>>>>

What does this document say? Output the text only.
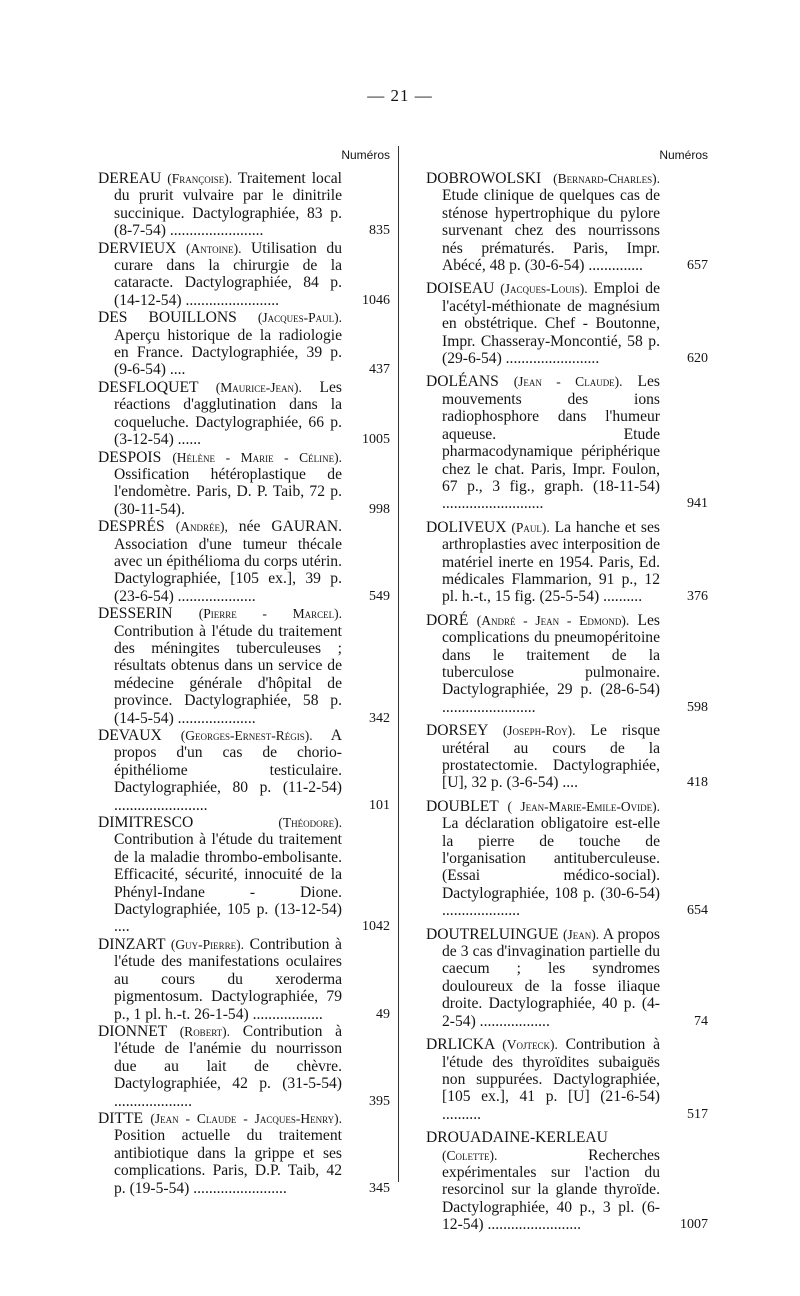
— 21 —
Numéros
DEREAU (Françoise). Traitement local du prurit vulvaire par le dinitrile succinique. Dactylographiée, 83 p. (8-7-54) ........................	835
DERVIEUX (Antoine). Utilisation du curare dans la chirurgie de la cataracte. Dactylographiée, 84 p. (14-12-54) ........................	1046
DES BOUILLONS (Jacques-Paul). Aperçu historique de la radiologie en France. Dactylographiée, 39 p. (9-6-54) ....	437
DESFLOQUET (Maurice-Jean). Les réactions d'agglutination dans la coqueluche. Dactylographiée, 66 p. (3-12-54) ......	1005
DESPOIS (Hélène - Marie - Céline). Ossification hétéroplastique de l'endomètre. Paris, D. P. Taib, 72 p. (30-11-54).	998
DESPRÉS (Andrée), née GAURAN. Association d'une tumeur thécale avec un épithélioma du corps utérin. Dactylographiée, [105 ex.], 39 p. (23-6-54) ....................	549
DESSERIN (Pierre - Marcel). Contribution à l'étude du traitement des méningites tuberculeuses ; résultats obtenus dans un service de médecine générale d'hôpital de province. Dactylographiée, 58 p. (14-5-54) ....................	342
DEVAUX (Georges-Ernest-Régis). A propos d'un cas de chorio-épithéliome testiculaire. Dactylographiée, 80 p. (11-2-54) ........................	101
DIMITRESCO	(Théodore). Contribution à l'étude du traitement de la maladie thrombo-embolisante. Efficacité, sécurité, innocuité de la Phényl-Indane - Dione. Dactylographiée, 105 p. (13-12-54) ....	1042
DINZART (Guy-Pierre). Contribution à l'étude des manifestations oculaires au cours du xeroderma pigmentosum. Dactylographiée, 79 p., 1 pl. h.-t. 26-1-54) ..................	49
DIONNET (Robert). Contribution à l'étude de l'anémie du nourrisson due au lait de chèvre. Dactylographiée, 42 p. (31-5-54) ....................	395
DITTE (Jean - Claude - Jacques-Henry). Position actuelle du traitement antibiotique dans la grippe et ses complications. Paris, D.P. Taib, 42 p. (19-5-54) ........................	345
Numéros
DOBROWOLSKI (Bernard-Charles). Etude clinique de quelques cas de sténose hypertrophique du pylore survenant chez des nourrissons nés prématurés. Paris, Impr. Abécé, 48 p. (30-6-54) ..............	657
DOISEAU (Jacques-Louis). Emploi de l'acétyl-méthionate de magnésium en obstétrique. Chef - Boutonne, Impr. Chasseray-Moncontié, 58 p. (29-6-54) ........................	620
DOLÉANS (Jean - Claude). Les mouvements des ions radiophosphore dans l'humeur aqueuse. Etude pharmacodynamique périphérique chez le chat. Paris, Impr. Foulon, 67 p., 3 fig., graph. (18-11-54) ..........................	941
DOLIVEUX (Paul). La hanche et ses arthroplasties avec interposition de matériel inerte en 1954. Paris, Ed. médicales Flammarion, 91 p., 12 pl. h.-t., 15 fig. (25-5-54) ..........	376
DORÉ (André - Jean - Edmond). Les complications du pneumopéritoine dans le traitement de la tuberculose pulmonaire. Dactylographiée, 29 p. (28-6-54) ........................	598
DORSEY (Joseph-Roy). Le risque urétéral au cours de la prostatectomie. Dactylographiée, [U], 32 p. (3-6-54) ....	418
DOUBLET ( Jean-Marie-Emile-Ovide). La déclaration obligatoire est-elle la pierre de touche de l'organisation antituberculeuse. (Essai médico-social). Dactylographiée, 108 p. (30-6-54) ....................	654
DOUTRELUINGUE (Jean). A propos de 3 cas d'invagination partielle du caecum ; les syndromes douloureux de la fosse iliaque droite. Dactylographiée, 40 p. (4-2-54) ..................	74
DRLICKA (Vojteck). Contribution à l'étude des thyroïdites subaiguës non suppurées. Dactylographiée, [105 ex.], 41 p. [U] (21-6-54) ..........	517
DROUADAINE-KERLEAU (Colette). Recherches expérimentales sur l'action du resorcinol sur la glande thyroïde. Dactylographiée, 40 p., 3 pl. (6-12-54) ........................	1007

<<<<

Written exercise:
In this exercise, set down all of the data exactly, without the pictures.

Task result:
What does this document say? Output the text only.
— 21 —
Numéros
DEREAU (Françoise). Traitement local du prurit vulvaire par le dinitrile succinique. Dactylographiée, 83 p. (8-7-54) ........................	835
DERVIEUX (Antoine). Utilisation du curare dans la chirurgie de la cataracte. Dactylographiée, 84 p. (14-12-54) ........................	1046
DES BOUILLONS (Jacques-Paul). Aperçu historique de la radiologie en France. Dactylographiée, 39 p. (9-6-54) ....	437
DESFLOQUET (Maurice-Jean). Les réactions d'agglutination dans la coqueluche. Dactylographiée, 66 p. (3-12-54) ......	1005
DESPOIS (Hélène - Marie - Céline). Ossification hétéroplastique de l'endomètre. Paris, D. P. Taib, 72 p. (30-11-54).	998
DESPRÉS (Andrée), née GAURAN. Association d'une tumeur thécale avec un épithélioma du corps utérin. Dactylographiée, [105 ex.], 39 p. (23-6-54) ....................	549
DESSERIN (Pierre - Marcel). Contribution à l'étude du traitement des méningites tuberculeuses ; résultats obtenus dans un service de médecine générale d'hôpital de province. Dactylographiée, 58 p. (14-5-54) ....................	342
DEVAUX (Georges-Ernest-Régis). A propos d'un cas de chorio-épithéliome testiculaire. Dactylographiée, 80 p. (11-2-54) ........................	101
DIMITRESCO	(Théodore). Contribution à l'étude du traitement de la maladie thrombo-embolisante. Efficacité, sécurité, innocuité de la Phényl-Indane - Dione. Dactylographiée, 105 p. (13-12-54) ....	1042
DINZART (Guy-Pierre). Contribution à l'étude des manifestations oculaires au cours du xeroderma pigmentosum. Dactylographiée, 79 p., 1 pl. h.-t. 26-1-54) ..................	49
DIONNET (Robert). Contribution à l'étude de l'anémie du nourrisson due au lait de chèvre. Dactylographiée, 42 p. (31-5-54) ....................	395
DITTE (Jean - Claude - Jacques-Henry). Position actuelle du traitement antibiotique dans la grippe et ses complications. Paris, D.P. Taib, 42 p. (19-5-54) ........................	345
Numéros
DOBROWOLSKI (Bernard-Charles). Etude clinique de quelques cas de sténose hypertrophique du pylore survenant chez des nourrissons nés prématurés. Paris, Impr. Abécé, 48 p. (30-6-54) ..............	657
DOISEAU (Jacques-Louis). Emploi de l'acétyl-méthionate de magnésium en obstétrique. Chef - Boutonne, Impr. Chasseray-Moncontié, 58 p. (29-6-54) ........................	620
DOLÉANS (Jean - Claude). Les mouvements des ions radiophosphore dans l'humeur aqueuse. Etude pharmacodynamique périphérique chez le chat. Paris, Impr. Foulon, 67 p., 3 fig., graph. (18-11-54) ..........................	941
DOLIVEUX (Paul). La hanche et ses arthroplasties avec interposition de matériel inerte en 1954. Paris, Ed. médicales Flammarion, 91 p., 12 pl. h.-t., 15 fig. (25-5-54) ..........	376
DORÉ (André - Jean - Edmond). Les complications du pneumopéritoine dans le traitement de la tuberculose pulmonaire. Dactylographiée, 29 p. (28-6-54) ........................	598
DORSEY (Joseph-Roy). Le risque urétéral au cours de la prostatectomie. Dactylographiée, [U], 32 p. (3-6-54) ....	418
DOUBLET ( Jean-Marie-Emile-Ovide). La déclaration obligatoire est-elle la pierre de touche de l'organisation antituberculeuse. (Essai médico-social). Dactylographiée, 108 p. (30-6-54) ....................	654
DOUTRELUINGUE (Jean). A propos de 3 cas d'invagination partielle du caecum ; les syndromes douloureux de la fosse iliaque droite. Dactylographiée, 40 p. (4-2-54) ..................	74
DRLICKA (Vojteck). Contribution à l'étude des thyroïdites subaiguës non suppurées. Dactylographiée, [105 ex.], 41 p. [U] (21-6-54) ..........	517
DROUADAINE-KERLEAU (Colette). Recherches expérimentales sur l'action du resorcinol sur la glande thyroïde. Dactylographiée, 40 p., 3 pl. (6-12-54) ........................	1007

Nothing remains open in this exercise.